• **Input records**
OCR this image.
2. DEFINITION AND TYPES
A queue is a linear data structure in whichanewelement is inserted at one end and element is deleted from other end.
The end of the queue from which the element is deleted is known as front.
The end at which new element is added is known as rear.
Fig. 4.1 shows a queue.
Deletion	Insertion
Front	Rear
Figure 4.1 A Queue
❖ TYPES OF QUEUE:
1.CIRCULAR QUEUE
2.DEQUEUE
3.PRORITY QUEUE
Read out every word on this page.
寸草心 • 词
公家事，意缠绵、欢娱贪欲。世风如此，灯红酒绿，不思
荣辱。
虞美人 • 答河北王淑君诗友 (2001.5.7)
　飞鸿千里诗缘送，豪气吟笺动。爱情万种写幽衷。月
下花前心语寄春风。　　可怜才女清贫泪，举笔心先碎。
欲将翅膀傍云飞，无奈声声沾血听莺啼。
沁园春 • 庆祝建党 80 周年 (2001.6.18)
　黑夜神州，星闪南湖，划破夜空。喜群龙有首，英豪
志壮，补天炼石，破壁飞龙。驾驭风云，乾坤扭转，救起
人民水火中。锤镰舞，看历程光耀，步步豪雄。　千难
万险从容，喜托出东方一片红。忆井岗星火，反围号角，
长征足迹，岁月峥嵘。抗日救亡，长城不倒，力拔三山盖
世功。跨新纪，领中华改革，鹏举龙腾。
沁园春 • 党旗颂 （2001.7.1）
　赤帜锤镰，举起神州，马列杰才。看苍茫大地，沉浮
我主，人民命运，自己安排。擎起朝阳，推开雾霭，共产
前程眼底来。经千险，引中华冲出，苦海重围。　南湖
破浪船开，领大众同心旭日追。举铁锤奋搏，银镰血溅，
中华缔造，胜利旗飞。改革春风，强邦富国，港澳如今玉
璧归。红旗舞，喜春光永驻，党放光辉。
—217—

• **Task**
Everything in the listing above should be restated exactly.

• **Output of the exercise**
OCR this image.
2. DEFINITION AND TYPES
A queue is a linear data structure in whichanewelement is inserted at one end and element is deleted from other end.
The end of the queue from which the element is deleted is known as front.
The end at which new element is added is known as rear.
Fig. 4.1 shows a queue.
Deletion	Insertion
Front	Rear
Figure 4.1 A Queue
❖ TYPES OF QUEUE:
1.CIRCULAR QUEUE
2.DEQUEUE
3.PRORITY QUEUE
Read out every word on this page.
寸草心 • 词
公家事，意缠绵、欢娱贪欲。世风如此，灯红酒绿，不思
荣辱。
虞美人 • 答河北王淑君诗友 (2001.5.7)
　飞鸿千里诗缘送，豪气吟笺动。爱情万种写幽衷。月
下花前心语寄春风。　　可怜才女清贫泪，举笔心先碎。
欲将翅膀傍云飞，无奈声声沾血听莺啼。
沁园春 • 庆祝建党 80 周年 (2001.6.18)
　黑夜神州，星闪南湖，划破夜空。喜群龙有首，英豪
志壮，补天炼石，破壁飞龙。驾驭风云，乾坤扭转，救起
人民水火中。锤镰舞，看历程光耀，步步豪雄。　千难
万险从容，喜托出东方一片红。忆井岗星火，反围号角，
长征足迹，岁月峥嵘。抗日救亡，长城不倒，力拔三山盖
世功。跨新纪，领中华改革，鹏举龙腾。
沁园春 • 党旗颂 （2001.7.1）
　赤帜锤镰，举起神州，马列杰才。看苍茫大地，沉浮
我主，人民命运，自己安排。擎起朝阳，推开雾霭，共产
前程眼底来。经千险，引中华冲出，苦海重围。　南湖
破浪船开，领大众同心旭日追。举铁锤奋搏，银镰血溅，
中华缔造，胜利旗飞。改革春风，强邦富国，港澳如今玉
璧归。红旗舞，喜春光永驻，党放光辉。
—217—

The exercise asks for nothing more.